[begin Material for the task]
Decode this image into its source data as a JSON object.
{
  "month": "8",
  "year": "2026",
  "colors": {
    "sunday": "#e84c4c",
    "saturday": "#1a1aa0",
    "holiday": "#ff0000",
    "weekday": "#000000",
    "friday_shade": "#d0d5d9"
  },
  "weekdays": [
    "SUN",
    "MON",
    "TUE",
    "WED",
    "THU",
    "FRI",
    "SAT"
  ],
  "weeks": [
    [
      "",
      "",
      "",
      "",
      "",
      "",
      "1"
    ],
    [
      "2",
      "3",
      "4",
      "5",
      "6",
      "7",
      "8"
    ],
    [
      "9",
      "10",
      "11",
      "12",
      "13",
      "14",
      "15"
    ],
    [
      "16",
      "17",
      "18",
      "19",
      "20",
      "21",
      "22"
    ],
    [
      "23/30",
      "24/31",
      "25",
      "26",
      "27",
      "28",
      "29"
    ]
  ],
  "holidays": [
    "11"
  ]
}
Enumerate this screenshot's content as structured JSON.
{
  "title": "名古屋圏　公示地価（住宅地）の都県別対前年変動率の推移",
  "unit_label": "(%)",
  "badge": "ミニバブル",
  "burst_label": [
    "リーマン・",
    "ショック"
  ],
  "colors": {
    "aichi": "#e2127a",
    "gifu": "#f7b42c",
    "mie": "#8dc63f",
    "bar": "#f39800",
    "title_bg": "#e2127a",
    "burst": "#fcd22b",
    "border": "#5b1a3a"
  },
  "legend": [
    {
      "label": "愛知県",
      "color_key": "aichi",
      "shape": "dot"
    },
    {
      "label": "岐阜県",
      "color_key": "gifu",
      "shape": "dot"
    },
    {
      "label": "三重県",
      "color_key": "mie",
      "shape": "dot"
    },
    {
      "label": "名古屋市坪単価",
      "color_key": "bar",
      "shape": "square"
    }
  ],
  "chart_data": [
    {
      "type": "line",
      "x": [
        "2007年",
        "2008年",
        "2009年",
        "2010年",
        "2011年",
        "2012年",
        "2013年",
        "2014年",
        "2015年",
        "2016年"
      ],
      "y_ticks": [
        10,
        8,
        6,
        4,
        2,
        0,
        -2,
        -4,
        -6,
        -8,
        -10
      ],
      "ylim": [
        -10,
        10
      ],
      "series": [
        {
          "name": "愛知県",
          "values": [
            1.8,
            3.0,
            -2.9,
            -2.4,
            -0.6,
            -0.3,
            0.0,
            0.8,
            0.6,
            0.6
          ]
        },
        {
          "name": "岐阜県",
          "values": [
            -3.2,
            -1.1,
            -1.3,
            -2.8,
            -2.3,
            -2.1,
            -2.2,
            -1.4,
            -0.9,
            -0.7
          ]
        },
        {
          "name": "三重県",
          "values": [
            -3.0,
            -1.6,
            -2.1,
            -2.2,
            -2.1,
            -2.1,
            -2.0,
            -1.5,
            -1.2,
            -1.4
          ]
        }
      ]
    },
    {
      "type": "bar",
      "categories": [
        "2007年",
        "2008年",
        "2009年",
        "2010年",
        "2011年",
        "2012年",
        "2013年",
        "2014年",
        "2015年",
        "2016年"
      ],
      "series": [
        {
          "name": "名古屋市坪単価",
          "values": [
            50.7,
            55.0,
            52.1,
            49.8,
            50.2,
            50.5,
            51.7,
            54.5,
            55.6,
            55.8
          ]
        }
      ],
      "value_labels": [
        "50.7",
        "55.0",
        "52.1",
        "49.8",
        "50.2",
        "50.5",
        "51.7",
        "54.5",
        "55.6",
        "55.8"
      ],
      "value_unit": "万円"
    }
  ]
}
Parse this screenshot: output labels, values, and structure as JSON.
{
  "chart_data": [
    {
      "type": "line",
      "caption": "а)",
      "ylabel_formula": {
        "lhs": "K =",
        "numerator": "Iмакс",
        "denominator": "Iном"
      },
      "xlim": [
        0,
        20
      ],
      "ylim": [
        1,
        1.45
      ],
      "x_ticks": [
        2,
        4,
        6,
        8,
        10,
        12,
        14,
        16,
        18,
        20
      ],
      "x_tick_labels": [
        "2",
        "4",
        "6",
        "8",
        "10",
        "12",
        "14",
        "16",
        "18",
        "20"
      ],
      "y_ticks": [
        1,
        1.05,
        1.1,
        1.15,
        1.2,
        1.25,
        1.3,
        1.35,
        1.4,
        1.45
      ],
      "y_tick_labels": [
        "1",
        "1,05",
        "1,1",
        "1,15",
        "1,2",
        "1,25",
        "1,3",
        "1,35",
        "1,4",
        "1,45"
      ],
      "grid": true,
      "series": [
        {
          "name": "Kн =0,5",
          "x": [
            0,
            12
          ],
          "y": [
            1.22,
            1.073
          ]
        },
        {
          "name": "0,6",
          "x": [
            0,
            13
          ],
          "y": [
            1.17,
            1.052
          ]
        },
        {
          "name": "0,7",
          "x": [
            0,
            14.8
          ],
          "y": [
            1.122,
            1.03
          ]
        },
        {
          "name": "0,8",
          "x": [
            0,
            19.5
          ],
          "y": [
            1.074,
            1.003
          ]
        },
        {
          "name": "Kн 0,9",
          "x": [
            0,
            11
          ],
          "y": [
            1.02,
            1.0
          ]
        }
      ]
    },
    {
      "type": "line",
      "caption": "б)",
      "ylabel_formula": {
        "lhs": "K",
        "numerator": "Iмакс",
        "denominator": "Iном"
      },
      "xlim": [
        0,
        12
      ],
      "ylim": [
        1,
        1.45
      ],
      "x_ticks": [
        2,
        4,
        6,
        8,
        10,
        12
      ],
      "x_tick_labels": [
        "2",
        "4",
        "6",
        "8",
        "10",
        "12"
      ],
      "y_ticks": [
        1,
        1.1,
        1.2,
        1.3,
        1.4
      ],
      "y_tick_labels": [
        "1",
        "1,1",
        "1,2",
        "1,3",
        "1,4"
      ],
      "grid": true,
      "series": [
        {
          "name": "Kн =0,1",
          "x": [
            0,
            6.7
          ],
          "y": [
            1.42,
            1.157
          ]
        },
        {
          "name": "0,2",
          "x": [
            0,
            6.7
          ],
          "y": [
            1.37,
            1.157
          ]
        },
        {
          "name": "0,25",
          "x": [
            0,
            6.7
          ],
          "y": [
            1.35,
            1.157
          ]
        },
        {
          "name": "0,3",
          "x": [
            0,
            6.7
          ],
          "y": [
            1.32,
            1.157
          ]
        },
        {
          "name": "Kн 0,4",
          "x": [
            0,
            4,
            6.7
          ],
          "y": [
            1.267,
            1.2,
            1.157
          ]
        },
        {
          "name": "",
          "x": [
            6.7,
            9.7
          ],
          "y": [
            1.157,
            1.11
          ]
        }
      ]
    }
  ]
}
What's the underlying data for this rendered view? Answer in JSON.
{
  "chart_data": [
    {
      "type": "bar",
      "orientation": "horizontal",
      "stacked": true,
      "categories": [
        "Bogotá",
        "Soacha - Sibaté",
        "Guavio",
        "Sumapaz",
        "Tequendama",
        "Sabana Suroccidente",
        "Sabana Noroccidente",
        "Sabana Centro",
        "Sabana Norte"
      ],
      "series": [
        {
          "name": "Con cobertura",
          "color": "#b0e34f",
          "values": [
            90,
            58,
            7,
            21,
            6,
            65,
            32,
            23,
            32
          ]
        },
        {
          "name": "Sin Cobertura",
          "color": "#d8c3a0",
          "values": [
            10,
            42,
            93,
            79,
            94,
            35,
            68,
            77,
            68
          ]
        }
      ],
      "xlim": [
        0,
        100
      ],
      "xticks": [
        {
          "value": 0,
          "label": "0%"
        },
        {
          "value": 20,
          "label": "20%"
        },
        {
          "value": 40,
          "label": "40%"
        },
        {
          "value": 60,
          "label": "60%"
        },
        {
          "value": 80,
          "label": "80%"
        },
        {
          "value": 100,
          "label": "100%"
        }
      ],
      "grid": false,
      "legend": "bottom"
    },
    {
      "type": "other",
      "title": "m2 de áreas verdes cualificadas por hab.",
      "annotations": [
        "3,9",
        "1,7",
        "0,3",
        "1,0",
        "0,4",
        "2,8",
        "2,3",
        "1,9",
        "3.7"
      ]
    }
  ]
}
[end Material for the task]
• [Instruction]
In the records above, collect each line with "screenshot".

• [Task output]
Enumerate this screenshot's content as structured JSON.
Parse this screenshot: output labels, values, and structure as JSON.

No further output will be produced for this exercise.